Problem requirements: Pick out the lines in the listing below that contain the word "screenshot" and copy them.

Data tied to figure images:
----

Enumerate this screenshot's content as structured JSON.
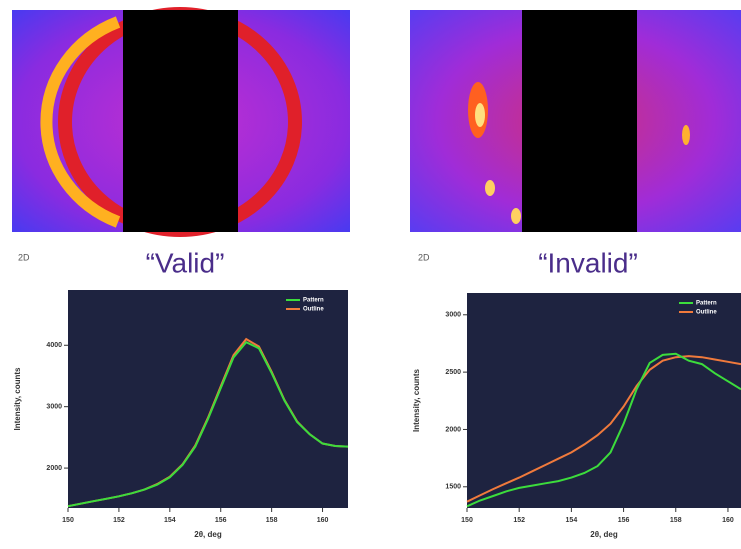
{
  "chart_data": [
    {
      "type": "line",
      "title": "“Valid”",
      "annotations": [
        "2D"
      ],
      "xlabel": "2θ, deg",
      "ylabel": "Intensity, counts",
      "x": [
        150,
        150.5,
        151,
        151.5,
        152,
        152.5,
        153,
        153.5,
        154,
        154.5,
        155,
        155.5,
        156,
        156.5,
        157,
        157.5,
        158,
        158.5,
        159,
        159.5,
        160,
        160.5,
        161
      ],
      "series": [
        {
          "name": "Pattern",
          "color": "#3cdc3c",
          "values": [
            1380,
            1420,
            1460,
            1500,
            1540,
            1590,
            1650,
            1730,
            1850,
            2050,
            2350,
            2800,
            3300,
            3800,
            4050,
            3950,
            3550,
            3100,
            2750,
            2550,
            2400,
            2360,
            2350
          ]
        },
        {
          "name": "Outline",
          "color": "#f07a3c",
          "values": [
            1380,
            1420,
            1460,
            1500,
            1540,
            1590,
            1650,
            1740,
            1860,
            2060,
            2370,
            2820,
            3330,
            3840,
            4100,
            3980,
            3570,
            3110,
            2760,
            2550,
            2400,
            2360,
            2350
          ]
        }
      ],
      "xlim": [
        150,
        161
      ],
      "ylim": [
        1350,
        4900
      ],
      "xticks": [
        150,
        152,
        154,
        156,
        158,
        160
      ],
      "yticks": [
        2000,
        3000,
        4000
      ],
      "legend": "top-right"
    },
    {
      "type": "line",
      "title": "“Invalid”",
      "annotations": [
        "2D"
      ],
      "xlabel": "2θ, deg",
      "ylabel": "Intensity, counts",
      "x": [
        150,
        150.5,
        151,
        151.5,
        152,
        152.5,
        153,
        153.5,
        154,
        154.5,
        155,
        155.5,
        156,
        156.5,
        157,
        157.5,
        158,
        158.5,
        159,
        159.5,
        160,
        160.5
      ],
      "series": [
        {
          "name": "Pattern",
          "color": "#3cdc3c",
          "values": [
            1330,
            1380,
            1420,
            1460,
            1490,
            1510,
            1530,
            1550,
            1580,
            1620,
            1680,
            1800,
            2050,
            2350,
            2580,
            2650,
            2660,
            2600,
            2570,
            2490,
            2420,
            2350
          ]
        },
        {
          "name": "Outline",
          "color": "#f07a3c",
          "values": [
            1370,
            1425,
            1480,
            1530,
            1580,
            1635,
            1690,
            1745,
            1800,
            1870,
            1950,
            2050,
            2200,
            2380,
            2520,
            2600,
            2630,
            2640,
            2630,
            2610,
            2590,
            2570
          ]
        }
      ],
      "xlim": [
        150,
        160.5
      ],
      "ylim": [
        1315,
        3190
      ],
      "xticks": [
        150,
        152,
        154,
        156,
        158,
        160
      ],
      "yticks": [
        1500,
        2000,
        2500,
        3000
      ],
      "legend": "top-right"
    }
  ]
}
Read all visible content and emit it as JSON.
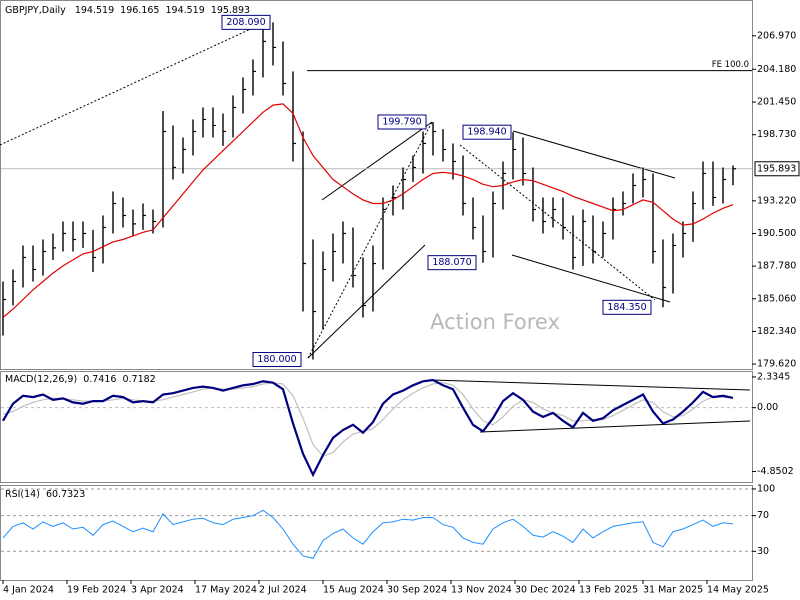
{
  "chart_data": [
    {
      "type": "ohlc",
      "title": "GBPJPY,Daily",
      "last_open": 194.519,
      "color": "#000000",
      "high": [
        186.5,
        187.5,
        189.5,
        189.5,
        190,
        190.5,
        191.5,
        191.5,
        191.5,
        190.8,
        192,
        194,
        193.5,
        192.5,
        193,
        192.5,
        200.7,
        199.5,
        198.5,
        200,
        201,
        201,
        200.5,
        202,
        203.5,
        205,
        207.5,
        208.09,
        206.5,
        204,
        199,
        190,
        189,
        190.5,
        191.5,
        191,
        188.5,
        189.5,
        193.5,
        194.5,
        196,
        197,
        199,
        199.79,
        199.2,
        198,
        197,
        193.5,
        192,
        194,
        196.5,
        198.94,
        198.5,
        196,
        193.5,
        193.5,
        193.5,
        192,
        192.5,
        192,
        191.5,
        193.5,
        194,
        195.5,
        196,
        195.5,
        190,
        190.5,
        191.5,
        194,
        196.5,
        196.5,
        196,
        196.165
      ],
      "low": [
        182,
        184.5,
        186,
        186.5,
        187,
        188.3,
        189,
        189,
        189.3,
        187.3,
        188,
        190.5,
        191,
        190.3,
        190.8,
        190.5,
        191,
        195,
        195.5,
        197,
        198.5,
        198.5,
        197.8,
        198.5,
        200.5,
        202,
        203.5,
        204.5,
        202,
        196.5,
        184,
        180,
        182.5,
        186.5,
        188,
        186,
        183.5,
        184,
        187.5,
        192,
        192.5,
        194.8,
        195.5,
        197,
        196.5,
        195,
        192,
        190,
        188.07,
        188.5,
        192.5,
        195,
        194.5,
        191.5,
        190.5,
        191,
        190,
        187.5,
        187.8,
        188,
        188.5,
        190,
        192,
        193,
        193.5,
        188,
        184.35,
        185.5,
        188.5,
        189.8,
        192.5,
        192.8,
        193,
        194.519
      ],
      "close": [
        185,
        186.5,
        188.5,
        187.5,
        189,
        189.3,
        190.5,
        190,
        190.5,
        188.5,
        191,
        193,
        192,
        191.3,
        192,
        191.5,
        199,
        196,
        197.5,
        199,
        200,
        199.5,
        199,
        201,
        202.5,
        204,
        206.5,
        206,
        203,
        198,
        188,
        184,
        187.5,
        189,
        190.5,
        187,
        184.5,
        188,
        192.5,
        193.5,
        195,
        196,
        198,
        199,
        197.5,
        196.5,
        193,
        191,
        189,
        193,
        195.5,
        197.5,
        195.5,
        192.5,
        191.5,
        192.5,
        191,
        188.5,
        191.5,
        189,
        190.5,
        192.5,
        193,
        194.5,
        195,
        189,
        186,
        189.5,
        190.5,
        193,
        195.5,
        193.5,
        195,
        195.893
      ],
      "overlay": {
        "color": "#e00000",
        "values": [
          183.5,
          184.2,
          185,
          185.8,
          186.5,
          187.2,
          187.8,
          188.3,
          188.8,
          189,
          189.4,
          189.8,
          190,
          190.3,
          190.6,
          190.8,
          191.8,
          192.8,
          193.8,
          194.8,
          195.8,
          196.6,
          197.4,
          198.2,
          199,
          199.8,
          200.6,
          201.2,
          201.3,
          200.5,
          198.5,
          197,
          196,
          195,
          194.4,
          193.8,
          193.3,
          193,
          193,
          193.3,
          193.8,
          194.4,
          195,
          195.5,
          195.6,
          195.5,
          195.3,
          195,
          194.6,
          194.4,
          194.5,
          194.8,
          195,
          194.9,
          194.6,
          194.3,
          194,
          193.6,
          193.3,
          193,
          192.7,
          192.4,
          192.5,
          192.9,
          193.3,
          193.1,
          192.4,
          191.7,
          191.2,
          191.3,
          191.7,
          192.2,
          192.6,
          192.9
        ]
      },
      "xlim": [
        0,
        74
      ],
      "xticks": [
        {
          "value": 0,
          "label": "4 Jan 2024"
        },
        {
          "value": 6.4,
          "label": "19 Feb 2024"
        },
        {
          "value": 12.8,
          "label": "3 Apr 2024"
        },
        {
          "value": 19.2,
          "label": "17 May 2024"
        },
        {
          "value": 25.6,
          "label": "2 Jul 2024"
        },
        {
          "value": 32,
          "label": "15 Aug 2024"
        },
        {
          "value": 38.4,
          "label": "30 Sep 2024"
        },
        {
          "value": 44.8,
          "label": "13 Nov 2024"
        },
        {
          "value": 51.2,
          "label": "30 Dec 2024"
        },
        {
          "value": 57.6,
          "label": "13 Feb 2025"
        },
        {
          "value": 64,
          "label": "31 Mar 2025"
        },
        {
          "value": 70.4,
          "label": "14 May 2025"
        }
      ],
      "ylim": [
        179.21,
        209.87
      ],
      "yticks": [
        {
          "value": 179.62,
          "label": "179.620"
        },
        {
          "value": 182.34,
          "label": "182.340"
        },
        {
          "value": 185.06,
          "label": "185.060"
        },
        {
          "value": 187.78,
          "label": "187.780"
        },
        {
          "value": 190.5,
          "label": "190.500"
        },
        {
          "value": 193.22,
          "label": "193.220"
        },
        {
          "value": 198.73,
          "label": "198.730"
        },
        {
          "value": 201.45,
          "label": "201.450"
        },
        {
          "value": 204.18,
          "label": "204.180"
        },
        {
          "value": 206.97,
          "label": "206.970"
        }
      ],
      "annotations": [
        {
          "value": 208.09,
          "label": "208.090"
        },
        {
          "value": 199.79,
          "label": "199.790"
        },
        {
          "value": 198.94,
          "label": "198.940"
        },
        {
          "value": 188.07,
          "label": "188.070"
        },
        {
          "value": 184.35,
          "label": "184.350"
        },
        {
          "value": 180,
          "label": "180.000"
        }
      ],
      "fe_level": {
        "value": 204.07,
        "label": "FE 100.0"
      },
      "watermark": "Action Forex"
    },
    {
      "type": "macd",
      "title": "MACD(12,26,9)",
      "color": "#000080",
      "values": [
        -1,
        0.3,
        0.9,
        0.8,
        1,
        0.6,
        0.7,
        0.4,
        0.3,
        0.5,
        0.5,
        0.9,
        0.8,
        0.4,
        0.5,
        0.4,
        1,
        1.1,
        1.3,
        1.5,
        1.6,
        1.5,
        1.3,
        1.5,
        1.7,
        1.8,
        2.0,
        1.9,
        1.4,
        -1.2,
        -3.5,
        -5.1,
        -3.6,
        -2.3,
        -1.7,
        -1.3,
        -1.9,
        -1.1,
        0.3,
        1.0,
        1.3,
        1.7,
        2.0,
        2.1,
        1.7,
        1.4,
        0.0,
        -1.3,
        -1.8,
        -0.8,
        0.5,
        1.1,
        0.6,
        -0.3,
        -0.7,
        -0.4,
        -1.0,
        -1.5,
        -0.4,
        -1.0,
        -0.8,
        -0.2,
        0.2,
        0.6,
        1.0,
        -0.3,
        -1.2,
        -0.9,
        -0.3,
        0.4,
        1.2,
        0.8,
        0.9,
        0.7416
      ],
      "signal": {
        "color": "#c0c0c0",
        "values": [
          -0.5,
          -0.3,
          0.1,
          0.4,
          0.6,
          0.7,
          0.7,
          0.6,
          0.5,
          0.5,
          0.5,
          0.6,
          0.7,
          0.6,
          0.5,
          0.5,
          0.6,
          0.8,
          1.0,
          1.2,
          1.4,
          1.5,
          1.4,
          1.4,
          1.5,
          1.6,
          1.8,
          1.9,
          1.8,
          0.9,
          -0.8,
          -2.8,
          -3.7,
          -3.4,
          -2.6,
          -2.0,
          -1.8,
          -1.6,
          -0.9,
          -0.1,
          0.6,
          1.1,
          1.5,
          1.8,
          1.9,
          1.7,
          1.0,
          -0.1,
          -1.0,
          -1.3,
          -0.7,
          0.1,
          0.6,
          0.4,
          -0.1,
          -0.4,
          -0.6,
          -1.0,
          -1.0,
          -0.9,
          -0.9,
          -0.6,
          -0.2,
          0.2,
          0.6,
          0.4,
          -0.3,
          -0.7,
          -0.6,
          -0.1,
          0.5,
          0.8,
          0.8,
          0.7182
        ]
      },
      "ylim": [
        -5.65,
        2.71
      ],
      "yticks": [
        2.3345,
        {
          "value": 0,
          "label": "0.00"
        },
        -4.8502
      ]
    },
    {
      "type": "rsi",
      "title": "RSI(14)",
      "color": "#1e90ff",
      "values": [
        45,
        58,
        62,
        55,
        63,
        58,
        62,
        55,
        57,
        48,
        60,
        64,
        58,
        52,
        56,
        52,
        72,
        60,
        63,
        66,
        67,
        62,
        60,
        66,
        68,
        70,
        76,
        68,
        55,
        38,
        25,
        22,
        42,
        50,
        55,
        45,
        38,
        52,
        62,
        63,
        66,
        65,
        68,
        68,
        60,
        57,
        45,
        40,
        38,
        55,
        62,
        66,
        58,
        48,
        46,
        52,
        47,
        40,
        55,
        45,
        52,
        58,
        60,
        62,
        63,
        40,
        35,
        52,
        55,
        60,
        65,
        58,
        62,
        60.7323
      ],
      "ylim": [
        -2.2,
        103.3
      ],
      "yticks": [
        30,
        70,
        100
      ]
    }
  ]
}
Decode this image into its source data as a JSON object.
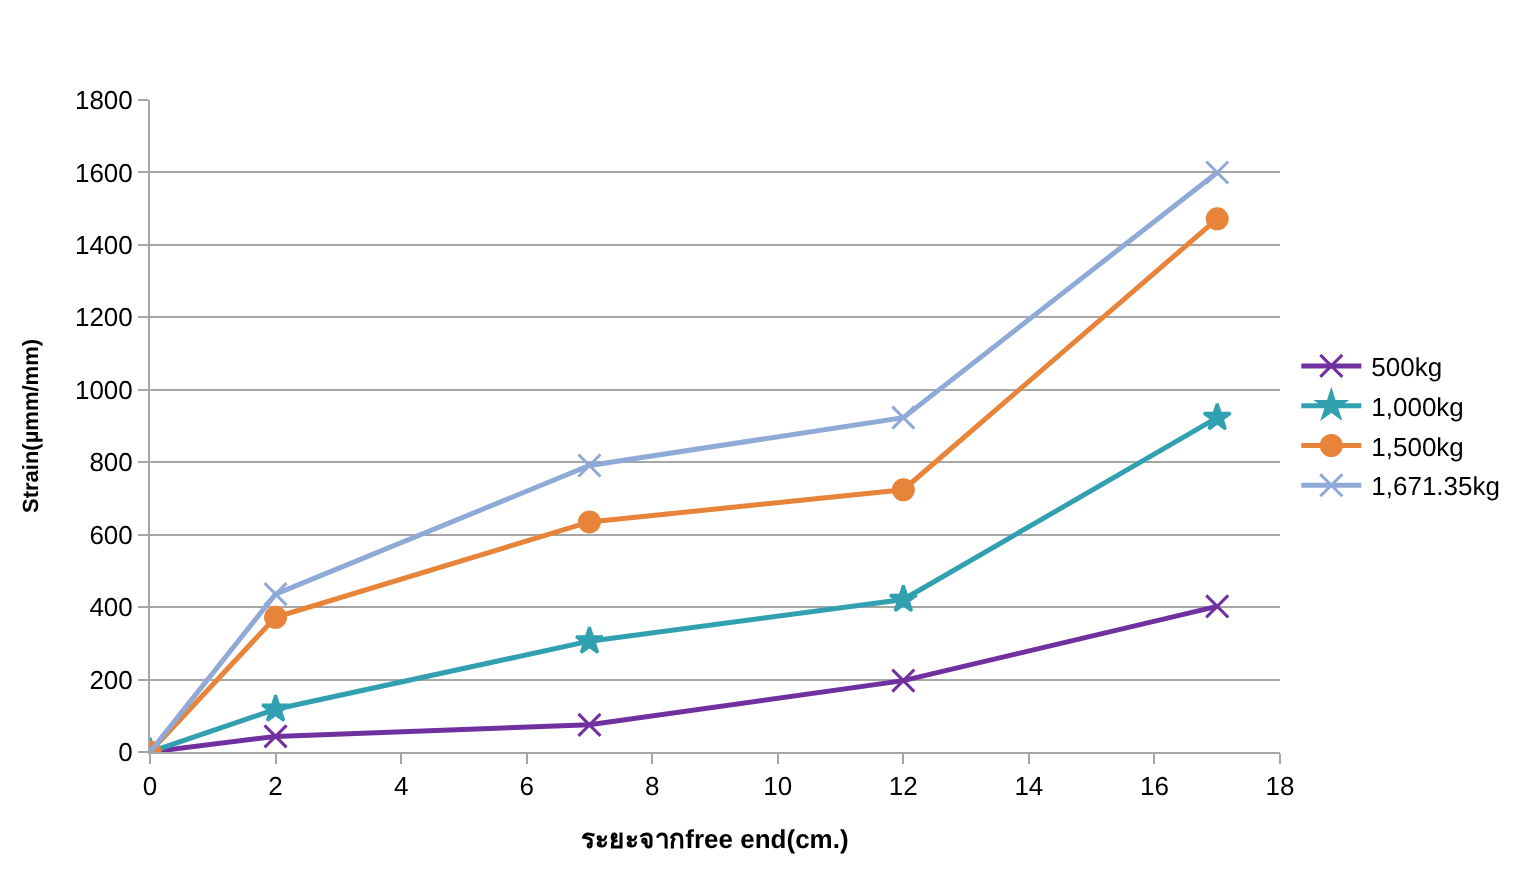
{
  "chart_data": {
    "type": "line",
    "xlabel": "ระยะจากfree end(cm.)",
    "ylabel": "Strain(µmm/mm)",
    "x": [
      0,
      2,
      7,
      12,
      17
    ],
    "series": [
      {
        "name": "500kg",
        "color": "#7030a0",
        "values": [
          0,
          43,
          75,
          197,
          402
        ],
        "marker": "cross"
      },
      {
        "name": "1,000kg",
        "color": "#31a0b0",
        "values": [
          0,
          118,
          306,
          421,
          923
        ],
        "marker": "star"
      },
      {
        "name": "1,500kg",
        "color": "#e8843a",
        "values": [
          0,
          372,
          635,
          724,
          1472
        ],
        "marker": "circle"
      },
      {
        "name": "1,671.35kg",
        "color": "#8faad6",
        "values": [
          0,
          436,
          791,
          923,
          1600
        ],
        "marker": "cross"
      }
    ],
    "xlim": [
      0,
      18
    ],
    "xticks": [
      0,
      2,
      4,
      6,
      8,
      10,
      12,
      14,
      16,
      18
    ],
    "ylim": [
      0,
      1800
    ],
    "yticks": [
      0,
      200,
      400,
      600,
      800,
      1000,
      1200,
      1400,
      1600,
      1800
    ],
    "grid": "y",
    "legend": "right"
  }
}
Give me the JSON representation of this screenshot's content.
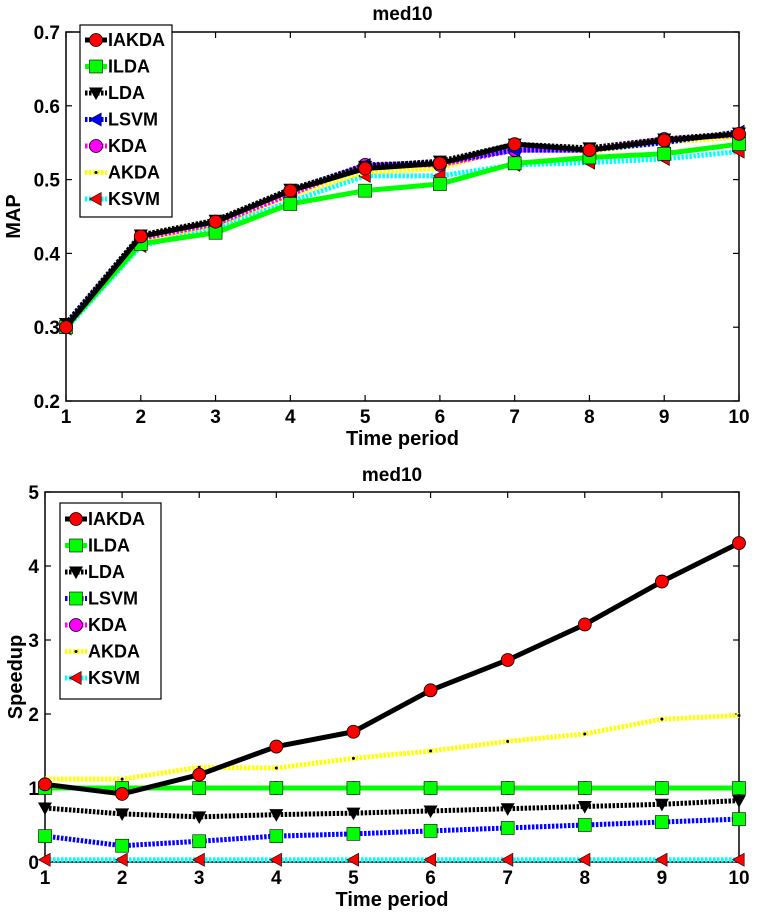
{
  "chart_data": [
    {
      "type": "line",
      "title": "med10",
      "xlabel": "Time period",
      "ylabel": "MAP",
      "xlim": [
        1,
        10
      ],
      "ylim": [
        0.2,
        0.7
      ],
      "xticks": [
        "1",
        "2",
        "3",
        "4",
        "5",
        "6",
        "7",
        "8",
        "9",
        "10"
      ],
      "yticks": [
        "0.2",
        "0.3",
        "0.4",
        "0.5",
        "0.6",
        "0.7"
      ],
      "grid": false,
      "legend_position": "top-left",
      "x": [
        1,
        2,
        3,
        4,
        5,
        6,
        7,
        8,
        9,
        10
      ],
      "series": [
        {
          "name": "IAKDA",
          "color": "#ff0000",
          "line_color": "#000000",
          "marker": "circle",
          "style": "solid",
          "values": [
            0.3,
            0.423,
            0.443,
            0.485,
            0.515,
            0.522,
            0.548,
            0.54,
            0.553,
            0.562
          ]
        },
        {
          "name": "ILDA",
          "color": "#00ff00",
          "line_color": "#00ff00",
          "marker": "square",
          "style": "solid",
          "values": [
            0.3,
            0.413,
            0.428,
            0.467,
            0.485,
            0.494,
            0.522,
            0.53,
            0.535,
            0.548
          ]
        },
        {
          "name": "LDA",
          "color": "#000000",
          "line_color": "#000000",
          "marker": "triangle-down",
          "style": "dotted",
          "values": [
            0.305,
            0.425,
            0.445,
            0.487,
            0.518,
            0.525,
            0.548,
            0.543,
            0.555,
            0.563
          ]
        },
        {
          "name": "LSVM",
          "color": "#0000ff",
          "line_color": "#0000ff",
          "marker": "triangle-left",
          "style": "dotted",
          "values": [
            0.303,
            0.423,
            0.443,
            0.485,
            0.52,
            0.523,
            0.54,
            0.54,
            0.55,
            0.565
          ]
        },
        {
          "name": "KDA",
          "color": "#ff00ff",
          "line_color": "#ff00ff",
          "marker": "circle",
          "style": "dotted",
          "values": [
            0.3,
            0.42,
            0.44,
            0.48,
            0.52,
            0.52,
            0.54,
            0.54,
            0.555,
            0.56
          ]
        },
        {
          "name": "AKDA",
          "color": "#ffff00",
          "line_color": "#ffff00",
          "marker": "none",
          "style": "dotted",
          "values": [
            0.3,
            0.418,
            0.438,
            0.478,
            0.51,
            0.515,
            0.545,
            0.538,
            0.55,
            0.558
          ]
        },
        {
          "name": "KSVM",
          "color": "#ff0000",
          "line_color": "#00ffff",
          "marker": "triangle-left",
          "style": "dotted",
          "values": [
            0.298,
            0.41,
            0.435,
            0.47,
            0.505,
            0.505,
            0.52,
            0.523,
            0.528,
            0.538
          ]
        }
      ]
    },
    {
      "type": "line",
      "title": "med10",
      "xlabel": "Time period",
      "ylabel": "Speedup",
      "xlim": [
        1,
        10
      ],
      "ylim": [
        0,
        5
      ],
      "xticks": [
        "1",
        "2",
        "3",
        "4",
        "5",
        "6",
        "7",
        "8",
        "9",
        "10"
      ],
      "yticks": [
        "0",
        "1",
        "2",
        "3",
        "4",
        "5"
      ],
      "grid": false,
      "legend_position": "top-left",
      "x": [
        1,
        2,
        3,
        4,
        5,
        6,
        7,
        8,
        9,
        10
      ],
      "series": [
        {
          "name": "IAKDA",
          "color": "#ff0000",
          "line_color": "#000000",
          "marker": "circle",
          "style": "solid",
          "values": [
            1.05,
            0.92,
            1.18,
            1.56,
            1.76,
            2.32,
            2.73,
            3.21,
            3.79,
            4.31
          ]
        },
        {
          "name": "ILDA",
          "color": "#00ff00",
          "line_color": "#00ff00",
          "marker": "square",
          "style": "solid",
          "values": [
            1.0,
            1.0,
            1.0,
            1.0,
            1.0,
            1.0,
            1.0,
            1.0,
            1.0,
            1.0
          ]
        },
        {
          "name": "LDA",
          "color": "#000000",
          "line_color": "#000000",
          "marker": "triangle-down",
          "style": "dotted",
          "values": [
            0.73,
            0.65,
            0.61,
            0.64,
            0.66,
            0.69,
            0.72,
            0.75,
            0.78,
            0.83
          ]
        },
        {
          "name": "LSVM",
          "color": "#00ff00",
          "line_color": "#0000ff",
          "marker": "square",
          "style": "dotted",
          "values": [
            0.35,
            0.22,
            0.28,
            0.35,
            0.38,
            0.42,
            0.46,
            0.5,
            0.54,
            0.58
          ]
        },
        {
          "name": "KDA",
          "color": "#ff00ff",
          "line_color": "#ff00ff",
          "marker": "circle",
          "style": "dotted",
          "values": [
            1.0,
            1.0,
            1.0,
            1.0,
            1.0,
            1.0,
            1.0,
            1.0,
            1.0,
            1.0
          ]
        },
        {
          "name": "AKDA",
          "color": "#ffff00",
          "line_color": "#ffff00",
          "marker": "none",
          "style": "dotted",
          "values": [
            1.12,
            1.12,
            1.28,
            1.27,
            1.4,
            1.5,
            1.63,
            1.73,
            1.93,
            1.98
          ]
        },
        {
          "name": "KSVM",
          "color": "#ff0000",
          "line_color": "#00ffff",
          "marker": "triangle-left",
          "style": "dotted",
          "values": [
            0.03,
            0.03,
            0.03,
            0.03,
            0.03,
            0.03,
            0.03,
            0.03,
            0.03,
            0.03
          ]
        }
      ]
    }
  ]
}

----

Output for this exercise:
Enumerate this screenshot's content as structured JSON.
Give me the JSON representation of this screenshot's content.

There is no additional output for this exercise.